Extracted data =
▽

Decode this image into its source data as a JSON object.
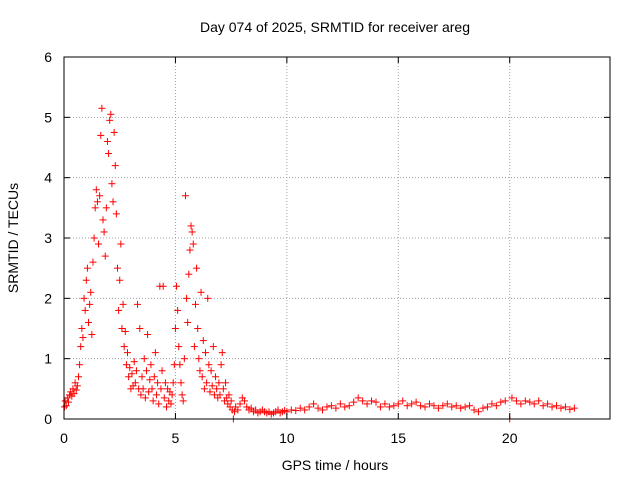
{
  "chart_data": {
    "type": "scatter",
    "title": "Day 074 of 2025, SRMTID for receiver areg",
    "xlabel": "GPS time / hours",
    "ylabel": "SRMTID / TECUs",
    "xlim": [
      0,
      24.5
    ],
    "ylim": [
      0,
      6
    ],
    "xticks": [
      0,
      5,
      10,
      15,
      20
    ],
    "xtick_labels": [
      "0",
      "5",
      "10",
      "15",
      "20"
    ],
    "yticks": [
      0,
      1,
      2,
      3,
      4,
      5,
      6
    ],
    "ytick_labels": [
      "0",
      "1",
      "2",
      "3",
      "4",
      "5",
      "6"
    ],
    "grid": true,
    "marker": "+",
    "color": "#ff0000",
    "series": [
      {
        "name": "SRMTID",
        "points": [
          [
            0.02,
            0.2
          ],
          [
            0.05,
            0.3
          ],
          [
            0.1,
            0.22
          ],
          [
            0.15,
            0.35
          ],
          [
            0.2,
            0.28
          ],
          [
            0.25,
            0.4
          ],
          [
            0.3,
            0.45
          ],
          [
            0.35,
            0.38
          ],
          [
            0.4,
            0.5
          ],
          [
            0.45,
            0.42
          ],
          [
            0.5,
            0.6
          ],
          [
            0.55,
            0.48
          ],
          [
            0.6,
            0.55
          ],
          [
            0.65,
            0.7
          ],
          [
            0.7,
            0.9
          ],
          [
            0.75,
            1.2
          ],
          [
            0.8,
            1.5
          ],
          [
            0.85,
            1.35
          ],
          [
            0.9,
            2.0
          ],
          [
            0.95,
            1.8
          ],
          [
            1.0,
            2.3
          ],
          [
            1.05,
            2.5
          ],
          [
            1.1,
            1.6
          ],
          [
            1.15,
            1.9
          ],
          [
            1.2,
            2.1
          ],
          [
            1.25,
            1.4
          ],
          [
            1.3,
            2.6
          ],
          [
            1.35,
            3.0
          ],
          [
            1.4,
            3.5
          ],
          [
            1.45,
            3.8
          ],
          [
            1.5,
            3.6
          ],
          [
            1.55,
            2.9
          ],
          [
            1.6,
            3.7
          ],
          [
            1.65,
            4.7
          ],
          [
            1.7,
            5.15
          ],
          [
            1.75,
            3.3
          ],
          [
            1.8,
            3.1
          ],
          [
            1.85,
            2.7
          ],
          [
            1.9,
            3.5
          ],
          [
            1.95,
            4.6
          ],
          [
            2.0,
            4.4
          ],
          [
            2.05,
            4.95
          ],
          [
            2.1,
            5.05
          ],
          [
            2.15,
            3.9
          ],
          [
            2.2,
            3.6
          ],
          [
            2.25,
            4.75
          ],
          [
            2.3,
            4.2
          ],
          [
            2.35,
            3.4
          ],
          [
            2.4,
            2.5
          ],
          [
            2.45,
            1.8
          ],
          [
            2.5,
            2.3
          ],
          [
            2.55,
            2.9
          ],
          [
            2.6,
            1.5
          ],
          [
            2.65,
            1.9
          ],
          [
            2.7,
            1.2
          ],
          [
            2.75,
            1.45
          ],
          [
            2.8,
            0.9
          ],
          [
            2.85,
            1.1
          ],
          [
            2.9,
            0.7
          ],
          [
            2.95,
            0.85
          ],
          [
            3.0,
            0.5
          ],
          [
            3.05,
            0.75
          ],
          [
            3.1,
            0.55
          ],
          [
            3.15,
            0.95
          ],
          [
            3.2,
            0.6
          ],
          [
            3.25,
            0.8
          ],
          [
            3.3,
            1.9
          ],
          [
            3.35,
            0.5
          ],
          [
            3.4,
            1.5
          ],
          [
            3.45,
            0.4
          ],
          [
            3.5,
            0.7
          ],
          [
            3.55,
            0.5
          ],
          [
            3.6,
            1.0
          ],
          [
            3.65,
            0.35
          ],
          [
            3.7,
            0.8
          ],
          [
            3.75,
            1.4
          ],
          [
            3.8,
            0.45
          ],
          [
            3.85,
            0.65
          ],
          [
            3.9,
            0.9
          ],
          [
            3.95,
            0.5
          ],
          [
            4.0,
            0.3
          ],
          [
            4.05,
            0.7
          ],
          [
            4.1,
            1.1
          ],
          [
            4.15,
            0.4
          ],
          [
            4.2,
            0.6
          ],
          [
            4.25,
            0.25
          ],
          [
            4.3,
            2.2
          ],
          [
            4.35,
            0.5
          ],
          [
            4.4,
            0.8
          ],
          [
            4.45,
            2.2
          ],
          [
            4.5,
            0.35
          ],
          [
            4.55,
            0.6
          ],
          [
            4.6,
            0.2
          ],
          [
            4.65,
            0.5
          ],
          [
            4.7,
            0.3
          ],
          [
            4.75,
            0.45
          ],
          [
            4.8,
            0.25
          ],
          [
            4.85,
            0.4
          ],
          [
            4.9,
            0.6
          ],
          [
            4.95,
            0.9
          ],
          [
            5.0,
            1.5
          ],
          [
            5.05,
            2.2
          ],
          [
            5.1,
            1.8
          ],
          [
            5.15,
            1.2
          ],
          [
            5.2,
            0.9
          ],
          [
            5.25,
            0.6
          ],
          [
            5.3,
            0.4
          ],
          [
            5.35,
            0.3
          ],
          [
            5.4,
            1.0
          ],
          [
            5.45,
            3.7
          ],
          [
            5.5,
            2.0
          ],
          [
            5.55,
            1.6
          ],
          [
            5.6,
            2.4
          ],
          [
            5.65,
            2.8
          ],
          [
            5.7,
            3.2
          ],
          [
            5.75,
            3.1
          ],
          [
            5.8,
            2.9
          ],
          [
            5.85,
            1.2
          ],
          [
            5.9,
            1.9
          ],
          [
            5.95,
            2.5
          ],
          [
            6.0,
            1.5
          ],
          [
            6.05,
            1.0
          ],
          [
            6.1,
            0.8
          ],
          [
            6.15,
            2.1
          ],
          [
            6.2,
            0.7
          ],
          [
            6.25,
            1.3
          ],
          [
            6.3,
            0.5
          ],
          [
            6.35,
            1.1
          ],
          [
            6.4,
            0.6
          ],
          [
            6.45,
            2.0
          ],
          [
            6.5,
            0.9
          ],
          [
            6.55,
            0.45
          ],
          [
            6.6,
            0.8
          ],
          [
            6.65,
            0.55
          ],
          [
            6.7,
            1.2
          ],
          [
            6.75,
            0.4
          ],
          [
            6.8,
            0.7
          ],
          [
            6.85,
            0.5
          ],
          [
            6.9,
            0.35
          ],
          [
            6.95,
            0.6
          ],
          [
            7.0,
            0.4
          ],
          [
            7.05,
            0.9
          ],
          [
            7.1,
            1.1
          ],
          [
            7.15,
            0.5
          ],
          [
            7.2,
            0.3
          ],
          [
            7.25,
            0.6
          ],
          [
            7.3,
            0.35
          ],
          [
            7.35,
            0.25
          ],
          [
            7.4,
            0.4
          ],
          [
            7.45,
            0.2
          ],
          [
            7.5,
            0.3
          ],
          [
            7.55,
            0.15
          ],
          [
            7.6,
            0.0
          ],
          [
            7.65,
            0.12
          ],
          [
            7.7,
            0.2
          ],
          [
            7.8,
            0.15
          ],
          [
            7.9,
            0.25
          ],
          [
            8.0,
            0.35
          ],
          [
            8.1,
            0.3
          ],
          [
            8.2,
            0.2
          ],
          [
            8.3,
            0.15
          ],
          [
            8.4,
            0.18
          ],
          [
            8.5,
            0.12
          ],
          [
            8.6,
            0.15
          ],
          [
            8.7,
            0.1
          ],
          [
            8.8,
            0.12
          ],
          [
            8.9,
            0.15
          ],
          [
            9.0,
            0.12
          ],
          [
            9.1,
            0.1
          ],
          [
            9.2,
            0.12
          ],
          [
            9.3,
            0.08
          ],
          [
            9.4,
            0.1
          ],
          [
            9.5,
            0.12
          ],
          [
            9.6,
            0.15
          ],
          [
            9.7,
            0.1
          ],
          [
            9.8,
            0.12
          ],
          [
            9.9,
            0.14
          ],
          [
            10.0,
            0.12
          ],
          [
            10.2,
            0.15
          ],
          [
            10.4,
            0.14
          ],
          [
            10.6,
            0.18
          ],
          [
            10.8,
            0.15
          ],
          [
            11.0,
            0.2
          ],
          [
            11.2,
            0.25
          ],
          [
            11.4,
            0.18
          ],
          [
            11.6,
            0.15
          ],
          [
            11.8,
            0.2
          ],
          [
            12.0,
            0.22
          ],
          [
            12.2,
            0.18
          ],
          [
            12.4,
            0.25
          ],
          [
            12.6,
            0.2
          ],
          [
            12.8,
            0.22
          ],
          [
            13.0,
            0.28
          ],
          [
            13.2,
            0.35
          ],
          [
            13.4,
            0.3
          ],
          [
            13.6,
            0.25
          ],
          [
            13.8,
            0.3
          ],
          [
            14.0,
            0.28
          ],
          [
            14.2,
            0.2
          ],
          [
            14.4,
            0.25
          ],
          [
            14.6,
            0.2
          ],
          [
            14.8,
            0.22
          ],
          [
            15.0,
            0.25
          ],
          [
            15.2,
            0.3
          ],
          [
            15.4,
            0.22
          ],
          [
            15.6,
            0.25
          ],
          [
            15.8,
            0.28
          ],
          [
            16.0,
            0.22
          ],
          [
            16.2,
            0.2
          ],
          [
            16.4,
            0.25
          ],
          [
            16.6,
            0.22
          ],
          [
            16.8,
            0.18
          ],
          [
            17.0,
            0.22
          ],
          [
            17.2,
            0.25
          ],
          [
            17.4,
            0.2
          ],
          [
            17.6,
            0.22
          ],
          [
            17.8,
            0.18
          ],
          [
            18.0,
            0.2
          ],
          [
            18.2,
            0.22
          ],
          [
            18.4,
            0.15
          ],
          [
            18.6,
            0.12
          ],
          [
            18.8,
            0.18
          ],
          [
            19.0,
            0.2
          ],
          [
            19.2,
            0.25
          ],
          [
            19.4,
            0.22
          ],
          [
            19.6,
            0.28
          ],
          [
            19.8,
            0.3
          ],
          [
            20.0,
            0.0
          ],
          [
            20.1,
            0.35
          ],
          [
            20.3,
            0.3
          ],
          [
            20.5,
            0.25
          ],
          [
            20.7,
            0.3
          ],
          [
            20.9,
            0.28
          ],
          [
            21.1,
            0.25
          ],
          [
            21.3,
            0.3
          ],
          [
            21.5,
            0.22
          ],
          [
            21.7,
            0.25
          ],
          [
            21.9,
            0.2
          ],
          [
            22.1,
            0.22
          ],
          [
            22.3,
            0.18
          ],
          [
            22.5,
            0.2
          ],
          [
            22.7,
            0.16
          ],
          [
            22.9,
            0.18
          ]
        ]
      }
    ]
  }
}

△

Where a line of the material above holds the string "SRMTID", copy that line.

    "title": "Day 074 of 2025, SRMTID for receiver areg",
    "ylabel": "SRMTID / TECUs",
        "name": "SRMTID",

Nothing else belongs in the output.